Reproduce all of the data that follows, character for character.

-- start Provided data --

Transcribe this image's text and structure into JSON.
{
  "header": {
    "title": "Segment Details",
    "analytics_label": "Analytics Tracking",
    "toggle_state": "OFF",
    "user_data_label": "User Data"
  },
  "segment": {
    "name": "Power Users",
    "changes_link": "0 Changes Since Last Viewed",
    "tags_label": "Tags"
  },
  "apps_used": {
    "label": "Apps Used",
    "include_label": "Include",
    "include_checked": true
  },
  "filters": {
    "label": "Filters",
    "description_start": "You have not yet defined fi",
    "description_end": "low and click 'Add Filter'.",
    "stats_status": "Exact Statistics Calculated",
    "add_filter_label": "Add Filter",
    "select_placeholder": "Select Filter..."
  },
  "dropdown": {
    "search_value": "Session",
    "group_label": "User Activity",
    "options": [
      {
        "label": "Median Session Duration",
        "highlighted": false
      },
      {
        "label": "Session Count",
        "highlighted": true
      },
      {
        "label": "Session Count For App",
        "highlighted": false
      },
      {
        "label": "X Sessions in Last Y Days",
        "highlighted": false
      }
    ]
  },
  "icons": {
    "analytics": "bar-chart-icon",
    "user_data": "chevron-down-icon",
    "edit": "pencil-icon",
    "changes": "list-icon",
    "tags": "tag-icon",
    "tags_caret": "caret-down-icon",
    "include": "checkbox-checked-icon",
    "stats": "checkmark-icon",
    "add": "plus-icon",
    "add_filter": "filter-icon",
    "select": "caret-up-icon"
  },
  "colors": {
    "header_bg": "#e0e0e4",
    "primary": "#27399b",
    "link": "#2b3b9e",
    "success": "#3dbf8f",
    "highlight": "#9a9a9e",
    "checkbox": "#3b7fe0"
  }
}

-- end Provided data --

§ Written answer
Transcribe this image's text and structure into JSON.
{
  "header": {
    "title": "Segment Details",
    "analytics_label": "Analytics Tracking",
    "toggle_state": "OFF",
    "user_data_label": "User Data"
  },
  "segment": {
    "name": "Power Users",
    "changes_link": "0 Changes Since Last Viewed",
    "tags_label": "Tags"
  },
  "apps_used": {
    "label": "Apps Used",
    "include_label": "Include",
    "include_checked": true
  },
  "filters": {
    "label": "Filters",
    "description_start": "You have not yet defined fi",
    "description_end": "low and click 'Add Filter'.",
    "stats_status": "Exact Statistics Calculated",
    "add_filter_label": "Add Filter",
    "select_placeholder": "Select Filter..."
  },
  "dropdown": {
    "search_value": "Session",
    "group_label": "User Activity",
    "options": [
      {
        "label": "Median Session Duration",
        "highlighted": false
      },
      {
        "label": "Session Count",
        "highlighted": true
      },
      {
        "label": "Session Count For App",
        "highlighted": false
      },
      {
        "label": "X Sessions in Last Y Days",
        "highlighted": false
      }
    ]
  },
  "icons": {
    "analytics": "bar-chart-icon",
    "user_data": "chevron-down-icon",
    "edit": "pencil-icon",
    "changes": "list-icon",
    "tags": "tag-icon",
    "tags_caret": "caret-down-icon",
    "include": "checkbox-checked-icon",
    "stats": "checkmark-icon",
    "add": "plus-icon",
    "add_filter": "filter-icon",
    "select": "caret-up-icon"
  },
  "colors": {
    "header_bg": "#e0e0e4",
    "primary": "#27399b",
    "link": "#2b3b9e",
    "success": "#3dbf8f",
    "highlight": "#9a9a9e",
    "checkbox": "#3b7fe0"
  }
}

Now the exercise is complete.